» **PROMPT**: Transcribe the records in their entirety, exactly as given.

» **DATA RECORDS**:
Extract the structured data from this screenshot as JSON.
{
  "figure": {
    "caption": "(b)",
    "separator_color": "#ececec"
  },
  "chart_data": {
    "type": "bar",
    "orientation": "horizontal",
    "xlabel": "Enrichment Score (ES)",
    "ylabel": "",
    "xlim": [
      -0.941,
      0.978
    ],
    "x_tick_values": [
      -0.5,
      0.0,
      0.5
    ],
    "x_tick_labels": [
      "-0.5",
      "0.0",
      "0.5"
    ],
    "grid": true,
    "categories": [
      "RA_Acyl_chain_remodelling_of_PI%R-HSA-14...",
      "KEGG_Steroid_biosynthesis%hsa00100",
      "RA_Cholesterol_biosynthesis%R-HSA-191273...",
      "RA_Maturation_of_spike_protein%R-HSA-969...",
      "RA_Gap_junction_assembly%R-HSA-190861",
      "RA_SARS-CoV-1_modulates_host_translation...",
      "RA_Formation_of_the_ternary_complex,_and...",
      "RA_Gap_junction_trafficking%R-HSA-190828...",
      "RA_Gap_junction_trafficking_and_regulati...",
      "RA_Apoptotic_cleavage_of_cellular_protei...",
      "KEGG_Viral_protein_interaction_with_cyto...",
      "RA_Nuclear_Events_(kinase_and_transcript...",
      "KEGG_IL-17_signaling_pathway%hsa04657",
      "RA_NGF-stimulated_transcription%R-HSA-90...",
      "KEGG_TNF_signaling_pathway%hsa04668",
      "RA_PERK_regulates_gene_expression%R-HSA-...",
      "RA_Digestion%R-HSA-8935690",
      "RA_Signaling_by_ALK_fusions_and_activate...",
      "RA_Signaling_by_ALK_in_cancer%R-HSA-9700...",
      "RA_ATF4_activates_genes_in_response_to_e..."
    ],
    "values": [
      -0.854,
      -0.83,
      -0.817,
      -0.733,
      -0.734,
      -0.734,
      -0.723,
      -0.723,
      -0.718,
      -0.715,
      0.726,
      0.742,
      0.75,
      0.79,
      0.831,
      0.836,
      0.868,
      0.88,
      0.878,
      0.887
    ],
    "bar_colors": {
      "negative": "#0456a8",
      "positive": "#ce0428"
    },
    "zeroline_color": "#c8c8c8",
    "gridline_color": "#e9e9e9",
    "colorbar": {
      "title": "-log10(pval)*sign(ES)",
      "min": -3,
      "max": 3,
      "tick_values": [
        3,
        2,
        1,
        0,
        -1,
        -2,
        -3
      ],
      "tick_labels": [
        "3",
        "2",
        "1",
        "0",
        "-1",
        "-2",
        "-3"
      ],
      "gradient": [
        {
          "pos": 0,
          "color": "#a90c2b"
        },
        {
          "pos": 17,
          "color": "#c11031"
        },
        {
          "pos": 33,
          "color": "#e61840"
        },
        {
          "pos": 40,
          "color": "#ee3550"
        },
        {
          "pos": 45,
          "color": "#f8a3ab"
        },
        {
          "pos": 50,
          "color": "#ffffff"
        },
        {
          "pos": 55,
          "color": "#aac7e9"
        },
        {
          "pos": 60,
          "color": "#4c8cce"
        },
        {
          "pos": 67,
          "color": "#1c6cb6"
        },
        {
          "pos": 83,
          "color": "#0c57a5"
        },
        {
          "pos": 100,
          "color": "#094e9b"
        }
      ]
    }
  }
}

» **FINISHED EXERCISE**:
Extract the structured data from this screenshot as JSON.
{
  "figure": {
    "caption": "(b)",
    "separator_color": "#ececec"
  },
  "chart_data": {
    "type": "bar",
    "orientation": "horizontal",
    "xlabel": "Enrichment Score (ES)",
    "ylabel": "",
    "xlim": [
      -0.941,
      0.978
    ],
    "x_tick_values": [
      -0.5,
      0.0,
      0.5
    ],
    "x_tick_labels": [
      "-0.5",
      "0.0",
      "0.5"
    ],
    "grid": true,
    "categories": [
      "RA_Acyl_chain_remodelling_of_PI%R-HSA-14...",
      "KEGG_Steroid_biosynthesis%hsa00100",
      "RA_Cholesterol_biosynthesis%R-HSA-191273...",
      "RA_Maturation_of_spike_protein%R-HSA-969...",
      "RA_Gap_junction_assembly%R-HSA-190861",
      "RA_SARS-CoV-1_modulates_host_translation...",
      "RA_Formation_of_the_ternary_complex,_and...",
      "RA_Gap_junction_trafficking%R-HSA-190828...",
      "RA_Gap_junction_trafficking_and_regulati...",
      "RA_Apoptotic_cleavage_of_cellular_protei...",
      "KEGG_Viral_protein_interaction_with_cyto...",
      "RA_Nuclear_Events_(kinase_and_transcript...",
      "KEGG_IL-17_signaling_pathway%hsa04657",
      "RA_NGF-stimulated_transcription%R-HSA-90...",
      "KEGG_TNF_signaling_pathway%hsa04668",
      "RA_PERK_regulates_gene_expression%R-HSA-...",
      "RA_Digestion%R-HSA-8935690",
      "RA_Signaling_by_ALK_fusions_and_activate...",
      "RA_Signaling_by_ALK_in_cancer%R-HSA-9700...",
      "RA_ATF4_activates_genes_in_response_to_e..."
    ],
    "values": [
      -0.854,
      -0.83,
      -0.817,
      -0.733,
      -0.734,
      -0.734,
      -0.723,
      -0.723,
      -0.718,
      -0.715,
      0.726,
      0.742,
      0.75,
      0.79,
      0.831,
      0.836,
      0.868,
      0.88,
      0.878,
      0.887
    ],
    "bar_colors": {
      "negative": "#0456a8",
      "positive": "#ce0428"
    },
    "zeroline_color": "#c8c8c8",
    "gridline_color": "#e9e9e9",
    "colorbar": {
      "title": "-log10(pval)*sign(ES)",
      "min": -3,
      "max": 3,
      "tick_values": [
        3,
        2,
        1,
        0,
        -1,
        -2,
        -3
      ],
      "tick_labels": [
        "3",
        "2",
        "1",
        "0",
        "-1",
        "-2",
        "-3"
      ],
      "gradient": [
        {
          "pos": 0,
          "color": "#a90c2b"
        },
        {
          "pos": 17,
          "color": "#c11031"
        },
        {
          "pos": 33,
          "color": "#e61840"
        },
        {
          "pos": 40,
          "color": "#ee3550"
        },
        {
          "pos": 45,
          "color": "#f8a3ab"
        },
        {
          "pos": 50,
          "color": "#ffffff"
        },
        {
          "pos": 55,
          "color": "#aac7e9"
        },
        {
          "pos": 60,
          "color": "#4c8cce"
        },
        {
          "pos": 67,
          "color": "#1c6cb6"
        },
        {
          "pos": 83,
          "color": "#0c57a5"
        },
        {
          "pos": 100,
          "color": "#094e9b"
        }
      ]
    }
  }
}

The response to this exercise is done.